Exercise 1:
Answer these questions about the forum post on the do-ctx error, one line each, marked (a), (b), (c):
(a) Which symbol could not be found, and in which namespace?
(b) According to the dtype-next README, which JDK version required special project.clj flags?
(c) What issue came up when the poster tried importing scicloj.metamorph manually?
Exercise 2: Reproduce word for word the stretch of the forum post on the do-ctx error from "I tried removing" through "the do-ctx issue.".
Exercise 3: Continue the forum post on the do-ctx error, picking up after its final sentence.

However, I noticed that this error (unlike the prior ones) was placed after 2 error messages and some spec.test outputs for scicloj functions: 22:51:37.528 [nREPL-session-bd619217-4e51-47c0-8311-d7db48e1f823] DEBUG tech.v3.datatype.functional-api - JDK16 vector ops are not available: Syntax error compiling . at (tech/v3/datatype/functional/vecopt.clj:44:7). 22:51:39.046 [nREPL-session-bd619217-4e51-47c0-8311-d7db48e1f823] DEBUG t.v.t.dimensions.global-to-local - insn custom indexing enabled! ..instrumented #'scicloj.ml.smile.clustering/cluster ..instrumented #'scicloj.ml.smile.clustering/cluster ..instrumented #'scicloj.ml.smile.projections/reduce-dimensions Syntax error (ExceptionInfo) compiling at (scicloj\ml\core.clj:45:1). Failed to find symbol 'do-ctx' in namespace 'scicloj.metamorph.core'

I tried removing all spec namespaces from my require list in core.clj as well as all dependencies for spec-related projects (like spec-tools), but it did not prevent the instrumentation from taking place. Running it from a brand-new file/namespace in the same project had the same result, as did direct requiring from the REPL.

Looking at the error message in the first "[nREPL..." line, I looked into dtype-next (which is supposed to be the "successor" to tech.datatype), whose README says notes that jdk-17 required special project.clj flags. I'm uncertain whether they were intended for use in user projects or simply a note as to the library's implementation, but adding them to my project.clj file removed the two "[nREPL..." lines at the top, without solving the do-ctx issue.

Then I thought maybe importing scicloj.metamorph manually would work, but that gave me some issue regarding preprocessing.clj not being available.

Dataset excerpt:
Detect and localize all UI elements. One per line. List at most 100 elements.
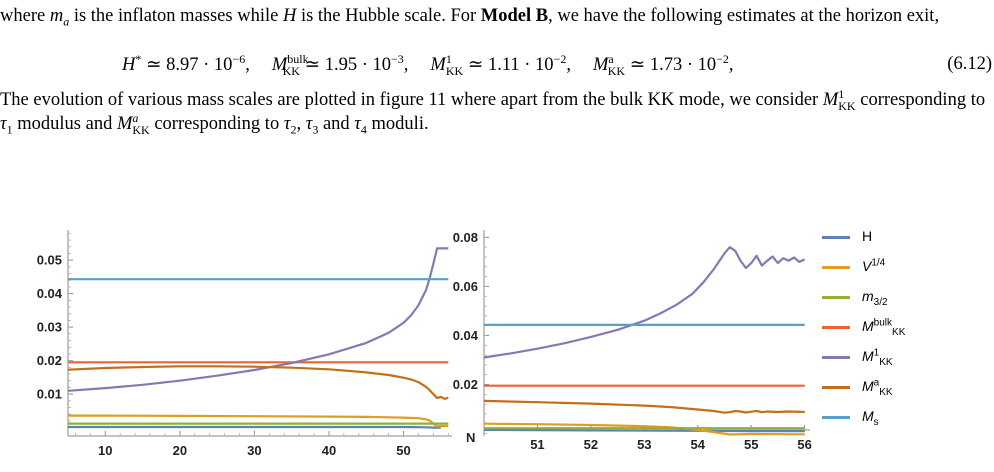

Exercise output 1:
(a) The symbol 'do-ctx' could not be found in the namespace 'scicloj.metamorph.core'.
(b) jdk-17
(c) preprocessing.clj was not available.

Exercise output 2:
I tried removing all spec namespaces from my require list in core.clj as well as all dependencies for spec-related projects (like spec-tools), but it did not prevent the instrumentation from taking place. Running it from a brand-new file/namespace in the same project had the same result, as did direct requiring from the REPL.

Looking at the error message in the first "[nREPL..." line, I looked into dtype-next (which is supposed to be the "successor" to tech.datatype), whose README says notes that jdk-17 required special project.clj flags. I'm uncertain whether they were intended for use in user projects or simply a note as to the library's implementation, but adding them to my project.clj file removed the two "[nREPL..." lines at the top, without solving the do-ctx issue.

Exercise output 3:
Final stack trace: clojure-main.core> (require '[scicloj.ml.core :as ml] '[scicloj.ml.metamorph :as mm] '[scicloj.ml.dataset :as ds]) ..instrumented #'scicloj.ml.smile.clustering/cluster ..instrumented #'scicloj.ml.smile.clustering/cluster ..instrumented #'scicloj.ml.smile.projections/reduce-dimensions Syntax error (FileNotFoundException) compiling at (scicloj\ml\metamorph.clj:1:1). Could not locate scicloj/metamorph/ml/preprocessing__init.class, scicloj/metamorph/ml/preprocessing.clj or scicloj/metamorph/ml/preprocessing.cljc on classpath.

As a side note, I'm not sure why spec is trying to instrument do-ctx despite it being a function in a projected namespace, and without either scicloj.metamorph.core (where do-ctx is implemented) or any of the .clj files between my core.clj and tech.parallel (where the code for export-symbols is implemented) requiring clojure.spec in any way.

Thoughts?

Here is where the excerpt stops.